* **Direction**: All records must be quoted exactly. Omit the pictures.

== Data for processing

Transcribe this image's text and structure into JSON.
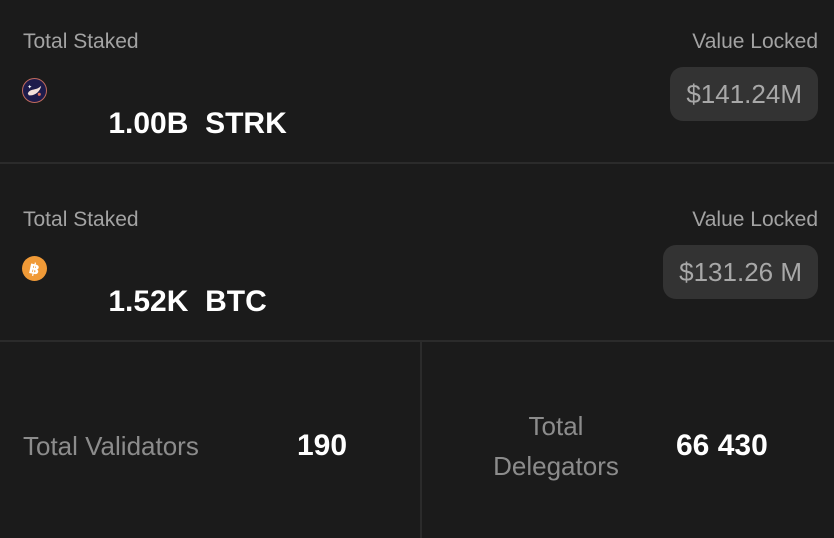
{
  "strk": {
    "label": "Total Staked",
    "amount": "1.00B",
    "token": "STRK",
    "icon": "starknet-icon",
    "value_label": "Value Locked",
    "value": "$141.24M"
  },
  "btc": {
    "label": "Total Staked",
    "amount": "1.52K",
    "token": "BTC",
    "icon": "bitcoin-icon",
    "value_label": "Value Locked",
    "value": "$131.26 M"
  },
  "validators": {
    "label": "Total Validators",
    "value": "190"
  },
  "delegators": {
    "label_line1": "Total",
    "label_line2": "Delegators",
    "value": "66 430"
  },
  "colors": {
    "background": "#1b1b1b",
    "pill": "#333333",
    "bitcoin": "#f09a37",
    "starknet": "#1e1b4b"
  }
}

====

* **Task response**:
Transcribe this image's text and structure into JSON.
{
  "strk": {
    "label": "Total Staked",
    "amount": "1.00B",
    "token": "STRK",
    "icon": "starknet-icon",
    "value_label": "Value Locked",
    "value": "$141.24M"
  },
  "btc": {
    "label": "Total Staked",
    "amount": "1.52K",
    "token": "BTC",
    "icon": "bitcoin-icon",
    "value_label": "Value Locked",
    "value": "$131.26 M"
  },
  "validators": {
    "label": "Total Validators",
    "value": "190"
  },
  "delegators": {
    "label_line1": "Total",
    "label_line2": "Delegators",
    "value": "66 430"
  },
  "colors": {
    "background": "#1b1b1b",
    "pill": "#333333",
    "bitcoin": "#f09a37",
    "starknet": "#1e1b4b"
  }
}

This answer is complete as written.